▶ EXERCISE MATERIALS
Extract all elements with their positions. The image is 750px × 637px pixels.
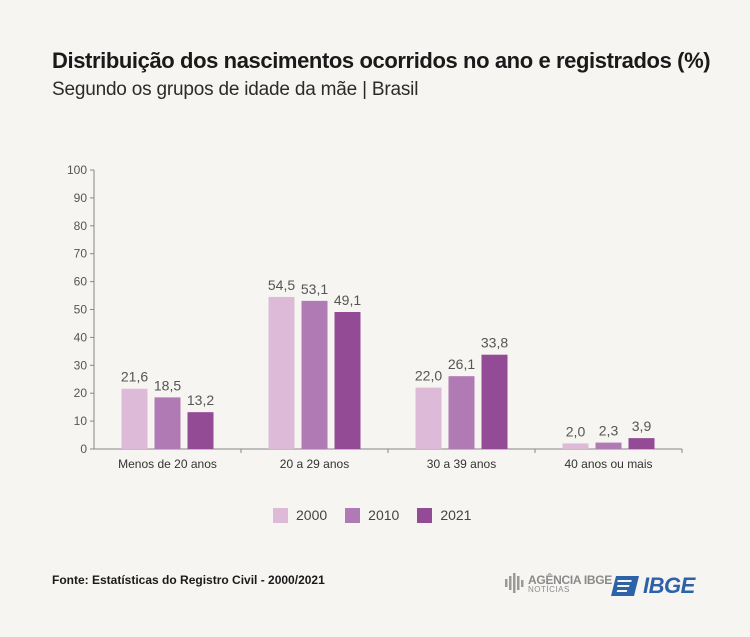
data-label-2021: 33,8 (481, 335, 508, 351)
bar-2010 (448, 376, 475, 449)
y-tick-label: 60 (74, 275, 88, 289)
data-label-2000: 22,0 (415, 368, 442, 384)
ibge-logo: IBGE (610, 573, 695, 599)
bar-2010 (595, 442, 622, 449)
legend-item-2000: 2000 (273, 507, 327, 523)
data-label-2000: 54,5 (268, 277, 295, 293)
y-tick-label: 20 (74, 386, 88, 400)
ibge-mark-icon (611, 576, 639, 596)
data-label-2010: 18,5 (154, 377, 181, 393)
bar-2000 (562, 443, 589, 449)
bar-2010 (154, 397, 181, 449)
chart-title: Distribuição dos nascimentos ocorridos n… (52, 48, 711, 73)
source-note: Fonte: Estatísticas do Registro Civil - … (52, 573, 325, 587)
bar-2021 (628, 438, 655, 449)
y-tick-label: 0 (80, 442, 87, 456)
bar-2021 (334, 312, 361, 449)
x-category-label: 20 a 29 anos (280, 457, 349, 471)
y-tick-label: 30 (74, 358, 88, 372)
legend-swatch-2010 (345, 507, 361, 523)
y-tick-label: 10 (74, 414, 88, 428)
y-tick-label: 90 (74, 191, 88, 205)
data-label-2021: 13,2 (187, 392, 214, 408)
bar-2021 (187, 412, 214, 449)
legend-label-2021: 2021 (440, 507, 472, 523)
legend-swatch-2000 (273, 507, 288, 523)
bar-2010 (301, 300, 328, 449)
data-label-2010: 53,1 (301, 281, 328, 297)
data-label-2000: 21,6 (121, 369, 148, 385)
y-tick-label: 80 (74, 219, 88, 233)
bar-2000 (415, 387, 442, 449)
x-category-label: Menos de 20 anos (118, 457, 217, 471)
y-tick-label: 100 (67, 163, 87, 177)
data-label-2021: 3,9 (632, 418, 652, 434)
y-tick-label: 50 (74, 303, 88, 317)
x-category-label: 30 a 39 anos (427, 457, 496, 471)
bar-2000 (121, 388, 148, 449)
agencia-logo-line2: NOTÍCIAS (528, 585, 570, 594)
bar-2000 (268, 296, 295, 449)
agencia-ibge-logo: AGÊNCIA IBGE NOTÍCIAS (504, 573, 612, 595)
x-category-label: 40 anos ou mais (564, 457, 652, 471)
legend-item-2010: 2010 (345, 507, 399, 523)
ibge-logo-text: IBGE (643, 573, 695, 598)
legend-item-2021: 2021 (417, 507, 471, 523)
agencia-mark-icon (505, 573, 524, 593)
bar-2021 (481, 354, 508, 449)
legend-label-2000: 2000 (296, 507, 328, 523)
chart-subtitle: Segundo os grupos de idade da mãe | Bras… (52, 79, 419, 100)
data-label-2000: 2,0 (566, 423, 586, 439)
data-label-2010: 2,3 (599, 423, 619, 439)
bar-chart: 0 10 20 30 40 50 60 70 80 90 100 Menos de 20 anos 21… (67, 163, 683, 471)
data-label-2021: 49,1 (334, 292, 361, 308)
legend-label-2010: 2010 (368, 507, 400, 523)
y-tick-label: 40 (74, 330, 88, 344)
legend: 2000 2010 2021 (273, 507, 471, 523)
data-label-2010: 26,1 (448, 356, 475, 372)
y-tick-label: 70 (74, 247, 88, 261)
agencia-logo-line1: AGÊNCIA IBGE (528, 573, 612, 587)
legend-swatch-2021 (417, 507, 433, 523)
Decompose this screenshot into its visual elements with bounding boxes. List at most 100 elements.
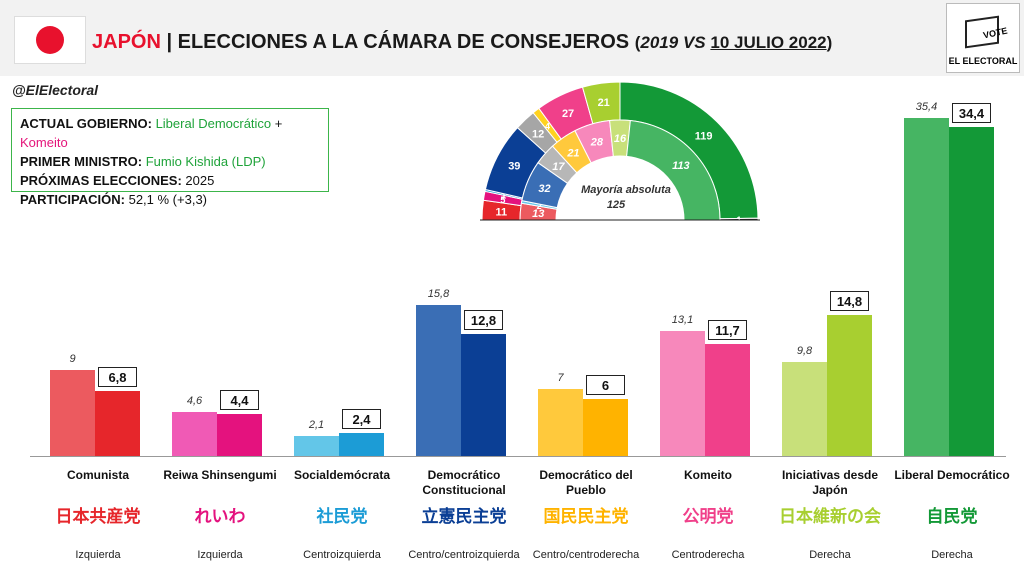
ideology-7: Derecha (931, 549, 973, 561)
value-label-prev-6: 9,8 (796, 345, 813, 358)
ideology-0: Izquierda (75, 549, 121, 561)
title-dates: (2019 VS 10 JULIO 2022) (634, 33, 833, 52)
party-logo-4: 国民民主党 (543, 507, 629, 526)
value-label-curr-7: 34,4 (952, 103, 991, 124)
value-label-curr-5: 11,7 (708, 320, 747, 341)
turnout-value: 52,1 % (+3,3) (128, 192, 207, 207)
value-label-prev-3: 15,8 (427, 288, 450, 301)
outer-label-0: 11 (495, 206, 507, 218)
pm-label: PRIMER MINISTRO: (20, 154, 143, 169)
el-electoral-logo: VOTE EL ELECTORAL (946, 3, 1020, 73)
party-logo-1: れいわ (194, 507, 246, 526)
gov-plus: + (274, 116, 283, 131)
inner-label-2: 32 (538, 183, 550, 195)
ideology-3: Centro/centroizquierda (408, 549, 520, 561)
outer-label-4: 12 (532, 129, 544, 141)
ideology-5: Centroderecha (671, 549, 745, 561)
bar-curr-2 (339, 433, 384, 456)
bar-prev-6 (782, 362, 827, 456)
party-logo-5: 公明党 (682, 507, 734, 526)
page-title: JAPÓN | ELECCIONES A LA CÁMARA DE CONSEJ… (92, 31, 832, 54)
logo-brand-text: EL ELECTORAL (948, 56, 1018, 66)
ideology-1: Izquierda (197, 549, 243, 561)
value-label-prev-5: 13,1 (671, 313, 694, 326)
inner-label-7: 113 (672, 160, 690, 172)
title-date-current: 10 JULIO 2022 (710, 33, 827, 52)
chart-baseline (30, 456, 1006, 457)
party-name-6: Iniciativas desde Japón (781, 468, 879, 497)
twitter-handle: @ElElectoral (12, 82, 99, 98)
info-turnout: PARTICIPACIÓN: 52,1 % (+3,3) (20, 190, 320, 209)
info-prime-minister: PRIMER MINISTRO: Fumio Kishida (LDP) (20, 152, 320, 171)
outer-label-3: 39 (508, 160, 520, 172)
bar-prev-5 (660, 330, 705, 456)
value-label-prev-2: 2,1 (308, 418, 325, 431)
value-label-prev-4: 7 (557, 372, 564, 385)
inner-label-4: 21 (566, 147, 579, 159)
title-vs: VS (682, 33, 706, 52)
value-label-curr-0: 6,8 (98, 367, 137, 388)
info-next-elections: PRÓXIMAS ELECCIONES: 2025 (20, 171, 320, 190)
outer-label-7: 21 (598, 97, 610, 109)
outer-label-1: 5 (500, 195, 505, 205)
gov-party-b: Komeito (20, 135, 68, 150)
outer-label-5: 4 (545, 122, 550, 132)
turnout-label: PARTICIPACIÓN: (20, 192, 125, 207)
party-name-2: Socialdemócrata (293, 468, 391, 482)
inner-label-5: 28 (590, 136, 604, 148)
outer-label-8: 119 (695, 130, 713, 142)
party-name-7: Liberal Democrático (894, 468, 1010, 482)
party-name-3: Democrático Constitucional (422, 468, 506, 497)
party-logo-0: 日本共産党 (55, 507, 141, 526)
value-label-prev-0: 9 (69, 353, 76, 366)
gov-party-a: Liberal Democrático (155, 116, 272, 131)
value-label-prev-1: 4,6 (186, 395, 203, 408)
party-name-0: Comunista (66, 468, 129, 482)
value-label-curr-2: 2,4 (342, 409, 381, 430)
inner-label-6: 16 (614, 133, 627, 145)
party-logo-2: 社民党 (316, 507, 368, 526)
bar-prev-1 (172, 412, 217, 456)
majority-label: Mayoría absoluta (581, 184, 671, 196)
title-year-prev: 2019 (640, 33, 679, 52)
ideology-4: Centro/centroderecha (532, 549, 640, 561)
value-label-curr-3: 12,8 (464, 309, 503, 330)
outer-label-6: 27 (562, 108, 574, 120)
bar-curr-5 (705, 344, 750, 456)
title-main: | ELECCIONES A LA CÁMARA DE CONSEJEROS (166, 31, 630, 53)
party-logo-7: 自民党 (926, 507, 978, 526)
party-name-1: Reiwa Shinsengumi (163, 468, 277, 482)
bar-prev-7 (904, 117, 949, 456)
ideology-6: Derecha (809, 549, 851, 561)
flag-sun (36, 26, 64, 54)
bar-prev-3 (416, 305, 461, 456)
value-label-prev-7: 35,4 (915, 100, 938, 113)
pm-value: Fumio Kishida (LDP) (145, 154, 266, 169)
inner-label-1: 2 (536, 201, 542, 211)
next-label: PRÓXIMAS ELECCIONES: (20, 173, 182, 188)
japan-flag-icon (14, 16, 86, 64)
bar-prev-2 (294, 435, 339, 456)
outer-label-2: 1 (501, 190, 506, 200)
ideology-2: Centroizquierda (303, 549, 381, 561)
party-logo-3: 立憲民主党 (421, 507, 507, 526)
info-box: ACTUAL GOBIERNO: Liberal Democrático + K… (11, 108, 329, 207)
bar-prev-0 (50, 370, 95, 456)
bar-prev-4 (538, 389, 583, 456)
bar-curr-7 (949, 127, 994, 456)
inner-label-0: 13 (532, 208, 544, 220)
majority-value: 125 (607, 199, 626, 211)
bar-curr-0 (95, 391, 140, 456)
party-logo-6: 日本維新の会 (779, 507, 881, 526)
party-name-5: Komeito (684, 468, 732, 482)
bar-curr-3 (461, 333, 506, 456)
info-government: ACTUAL GOBIERNO: Liberal Democrático + K… (20, 114, 320, 152)
bar-curr-6 (827, 314, 872, 456)
header-band (0, 0, 1024, 76)
next-value: 2025 (185, 173, 215, 188)
bar-curr-1 (217, 413, 262, 456)
party-name-4: Democrático del Pueblo (539, 468, 633, 497)
value-label-curr-4: 6 (586, 374, 625, 395)
inner-label-3: 17 (552, 161, 565, 173)
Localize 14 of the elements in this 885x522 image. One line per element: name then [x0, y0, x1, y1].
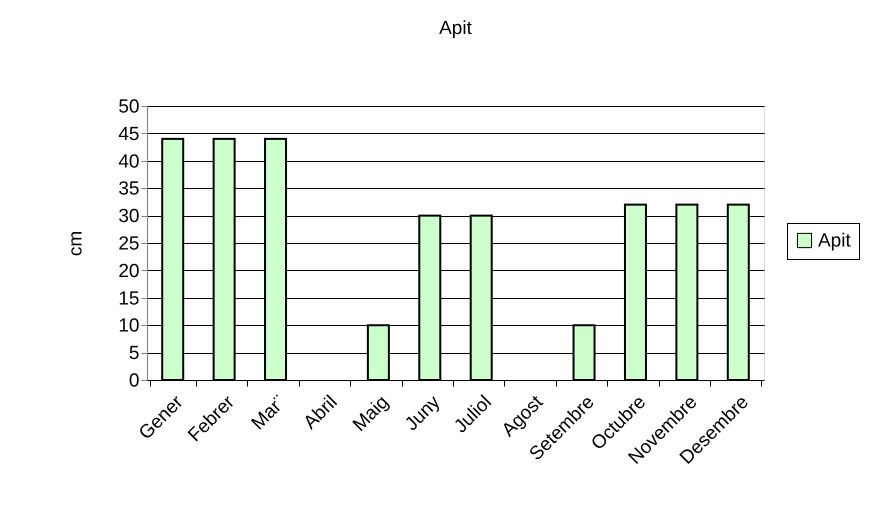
y-axis-title: cm: [66, 230, 86, 256]
y-tick-label: 30: [118, 206, 140, 228]
y-tick-label: 5: [128, 343, 140, 364]
y-tick-label: 15: [118, 288, 140, 310]
y-tick-label: 20: [118, 260, 140, 282]
y-tick-label: 25: [118, 234, 140, 254]
y-tick-label: 40: [118, 151, 140, 172]
y-tick-label: 0: [128, 370, 140, 392]
y-tick-label: 45: [118, 124, 140, 145]
legend-label: Apit: [818, 230, 852, 252]
y-tick-label: 35: [118, 178, 140, 200]
y-tick-label: 50: [118, 96, 140, 118]
y-tick-label: 10: [118, 316, 140, 337]
chart-title: Apit: [439, 18, 473, 39]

▶ EXERCISE AIM
Copy part of the data above without changes, beginning at the line that contains "y-axis-title: cm: [66, 230, 86, 256]" and stopping after the line that contains "y-tick-label: 50: [118, 96, 140, 118]".

▶ WRITTEN RESPONSE
y-axis-title: cm: [66, 230, 86, 256]
y-tick-label: 30: [118, 206, 140, 228]
y-tick-label: 5: [128, 343, 140, 364]
y-tick-label: 15: [118, 288, 140, 310]
y-tick-label: 20: [118, 260, 140, 282]
y-tick-label: 25: [118, 234, 140, 254]
y-tick-label: 40: [118, 151, 140, 172]
y-tick-label: 0: [128, 370, 140, 392]
y-tick-label: 45: [118, 124, 140, 145]
legend-label: Apit: [818, 230, 852, 252]
y-tick-label: 35: [118, 178, 140, 200]
y-tick-label: 50: [118, 96, 140, 118]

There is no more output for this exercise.